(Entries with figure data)
^^^^^^^^^^^^^^^^

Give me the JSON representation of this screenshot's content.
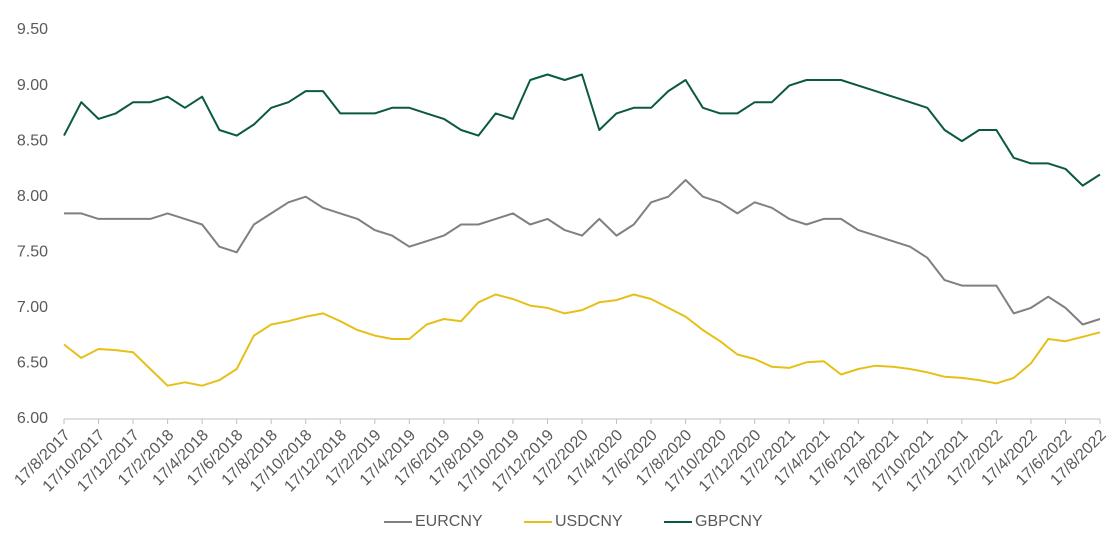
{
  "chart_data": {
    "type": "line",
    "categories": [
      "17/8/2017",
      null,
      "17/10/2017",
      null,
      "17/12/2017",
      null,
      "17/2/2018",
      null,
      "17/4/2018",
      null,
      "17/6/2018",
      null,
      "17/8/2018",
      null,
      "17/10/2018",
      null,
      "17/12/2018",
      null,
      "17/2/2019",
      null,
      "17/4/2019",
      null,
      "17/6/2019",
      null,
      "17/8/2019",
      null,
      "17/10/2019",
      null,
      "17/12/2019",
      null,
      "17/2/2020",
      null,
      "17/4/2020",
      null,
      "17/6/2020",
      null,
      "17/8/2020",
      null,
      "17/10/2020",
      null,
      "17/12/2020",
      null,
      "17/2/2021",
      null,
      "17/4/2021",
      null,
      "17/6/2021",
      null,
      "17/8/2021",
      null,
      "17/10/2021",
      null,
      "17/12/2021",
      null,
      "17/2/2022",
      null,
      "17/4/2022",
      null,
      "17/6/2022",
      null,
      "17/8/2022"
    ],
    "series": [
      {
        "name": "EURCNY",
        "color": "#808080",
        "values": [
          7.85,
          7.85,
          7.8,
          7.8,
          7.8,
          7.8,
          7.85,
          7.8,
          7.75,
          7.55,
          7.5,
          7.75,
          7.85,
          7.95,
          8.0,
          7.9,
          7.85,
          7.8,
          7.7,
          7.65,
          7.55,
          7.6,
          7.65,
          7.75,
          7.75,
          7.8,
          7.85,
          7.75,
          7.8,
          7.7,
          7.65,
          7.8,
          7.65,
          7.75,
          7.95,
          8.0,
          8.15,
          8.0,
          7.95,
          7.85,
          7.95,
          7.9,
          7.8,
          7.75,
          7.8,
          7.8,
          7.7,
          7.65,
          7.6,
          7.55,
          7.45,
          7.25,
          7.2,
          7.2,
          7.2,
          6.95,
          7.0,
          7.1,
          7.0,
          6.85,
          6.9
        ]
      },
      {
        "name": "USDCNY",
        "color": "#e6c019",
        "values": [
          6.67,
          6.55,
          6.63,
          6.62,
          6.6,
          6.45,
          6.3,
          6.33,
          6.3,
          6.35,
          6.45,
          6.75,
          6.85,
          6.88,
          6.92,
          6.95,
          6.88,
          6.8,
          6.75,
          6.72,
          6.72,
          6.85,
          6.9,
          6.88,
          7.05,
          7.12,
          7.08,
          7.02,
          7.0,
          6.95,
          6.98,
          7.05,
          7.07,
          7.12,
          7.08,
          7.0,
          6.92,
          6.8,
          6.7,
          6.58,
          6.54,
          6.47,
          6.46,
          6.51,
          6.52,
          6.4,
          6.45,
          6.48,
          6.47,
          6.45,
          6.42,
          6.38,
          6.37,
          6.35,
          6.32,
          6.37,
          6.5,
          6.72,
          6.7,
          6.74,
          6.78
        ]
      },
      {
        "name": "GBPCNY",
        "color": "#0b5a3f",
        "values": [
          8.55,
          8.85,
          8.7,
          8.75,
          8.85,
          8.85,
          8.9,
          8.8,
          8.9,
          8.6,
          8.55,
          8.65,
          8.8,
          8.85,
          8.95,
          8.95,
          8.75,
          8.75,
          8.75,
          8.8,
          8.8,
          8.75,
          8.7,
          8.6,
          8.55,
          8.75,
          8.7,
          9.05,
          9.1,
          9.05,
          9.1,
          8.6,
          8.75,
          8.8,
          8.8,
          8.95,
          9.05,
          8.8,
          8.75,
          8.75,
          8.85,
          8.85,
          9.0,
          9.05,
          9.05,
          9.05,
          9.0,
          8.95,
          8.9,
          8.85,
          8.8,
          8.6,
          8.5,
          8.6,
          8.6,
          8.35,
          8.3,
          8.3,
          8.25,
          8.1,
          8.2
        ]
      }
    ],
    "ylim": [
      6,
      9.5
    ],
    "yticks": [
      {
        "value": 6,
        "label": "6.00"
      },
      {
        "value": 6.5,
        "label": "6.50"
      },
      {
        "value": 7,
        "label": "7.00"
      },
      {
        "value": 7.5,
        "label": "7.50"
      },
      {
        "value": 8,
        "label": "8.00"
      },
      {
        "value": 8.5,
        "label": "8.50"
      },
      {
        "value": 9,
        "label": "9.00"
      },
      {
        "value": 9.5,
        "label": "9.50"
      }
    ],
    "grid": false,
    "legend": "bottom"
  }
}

^^^^^^^^^^^^^^^^

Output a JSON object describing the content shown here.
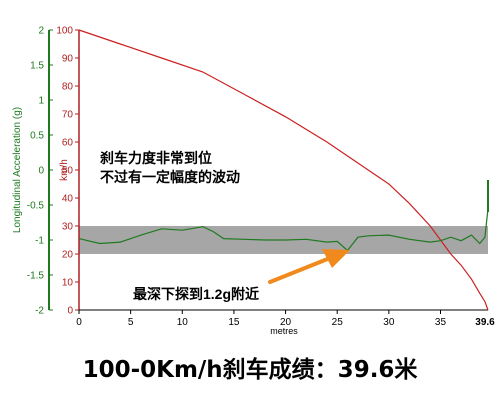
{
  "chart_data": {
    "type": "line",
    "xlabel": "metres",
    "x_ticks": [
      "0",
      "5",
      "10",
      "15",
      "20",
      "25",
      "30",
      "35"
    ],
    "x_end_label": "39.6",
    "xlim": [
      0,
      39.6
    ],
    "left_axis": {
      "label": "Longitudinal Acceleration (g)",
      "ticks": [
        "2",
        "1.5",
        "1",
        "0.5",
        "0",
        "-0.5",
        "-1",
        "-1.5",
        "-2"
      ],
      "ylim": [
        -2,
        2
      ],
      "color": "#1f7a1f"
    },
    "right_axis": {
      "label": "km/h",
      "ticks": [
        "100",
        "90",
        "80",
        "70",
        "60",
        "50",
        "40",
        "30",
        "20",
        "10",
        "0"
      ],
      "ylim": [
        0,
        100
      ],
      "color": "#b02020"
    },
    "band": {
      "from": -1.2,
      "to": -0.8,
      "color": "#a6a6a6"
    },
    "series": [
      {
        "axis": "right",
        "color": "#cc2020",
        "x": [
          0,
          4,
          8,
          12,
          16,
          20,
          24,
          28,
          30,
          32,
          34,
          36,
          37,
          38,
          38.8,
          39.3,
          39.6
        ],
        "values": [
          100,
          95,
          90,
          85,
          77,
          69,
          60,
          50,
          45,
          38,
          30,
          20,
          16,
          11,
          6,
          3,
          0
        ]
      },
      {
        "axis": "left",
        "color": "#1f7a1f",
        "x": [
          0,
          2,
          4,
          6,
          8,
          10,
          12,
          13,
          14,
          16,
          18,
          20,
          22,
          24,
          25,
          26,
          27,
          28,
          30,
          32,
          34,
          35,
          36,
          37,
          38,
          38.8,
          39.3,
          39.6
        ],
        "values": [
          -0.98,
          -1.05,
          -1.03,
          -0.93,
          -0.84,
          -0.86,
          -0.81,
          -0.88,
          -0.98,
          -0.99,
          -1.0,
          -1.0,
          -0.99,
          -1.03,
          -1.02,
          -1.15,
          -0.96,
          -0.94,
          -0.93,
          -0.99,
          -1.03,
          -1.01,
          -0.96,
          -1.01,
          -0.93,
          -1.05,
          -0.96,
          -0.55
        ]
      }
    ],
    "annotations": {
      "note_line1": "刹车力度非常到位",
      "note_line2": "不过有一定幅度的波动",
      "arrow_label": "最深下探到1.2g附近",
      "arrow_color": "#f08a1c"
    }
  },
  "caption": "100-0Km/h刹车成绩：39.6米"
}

^^^^^^^^^^^^^^^^

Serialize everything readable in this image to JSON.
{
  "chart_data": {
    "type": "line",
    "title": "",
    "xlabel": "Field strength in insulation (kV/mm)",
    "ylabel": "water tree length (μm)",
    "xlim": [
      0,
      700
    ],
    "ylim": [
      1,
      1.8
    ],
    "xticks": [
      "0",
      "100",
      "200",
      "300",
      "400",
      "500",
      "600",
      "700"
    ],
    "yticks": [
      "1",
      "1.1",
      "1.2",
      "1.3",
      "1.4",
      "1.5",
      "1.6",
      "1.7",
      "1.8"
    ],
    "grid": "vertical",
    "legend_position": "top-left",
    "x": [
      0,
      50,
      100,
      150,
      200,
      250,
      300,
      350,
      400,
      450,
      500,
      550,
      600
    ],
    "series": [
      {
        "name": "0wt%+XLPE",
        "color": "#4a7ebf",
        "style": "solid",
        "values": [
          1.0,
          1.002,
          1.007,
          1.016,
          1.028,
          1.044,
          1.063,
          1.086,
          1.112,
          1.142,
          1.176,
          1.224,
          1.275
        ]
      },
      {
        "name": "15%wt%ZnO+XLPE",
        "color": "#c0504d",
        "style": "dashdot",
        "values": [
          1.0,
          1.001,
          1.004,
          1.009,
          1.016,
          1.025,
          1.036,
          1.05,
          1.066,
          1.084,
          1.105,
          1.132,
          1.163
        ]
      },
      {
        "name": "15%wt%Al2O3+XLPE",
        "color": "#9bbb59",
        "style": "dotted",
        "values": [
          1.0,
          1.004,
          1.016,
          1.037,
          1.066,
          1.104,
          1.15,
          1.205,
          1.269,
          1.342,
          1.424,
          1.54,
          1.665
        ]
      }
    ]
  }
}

^^^^^^^^^^^^^^^^

- [Work required]:
Examine the listing and say how many of its lines contain the string "this". Give the number alone.

- [Task result]:
2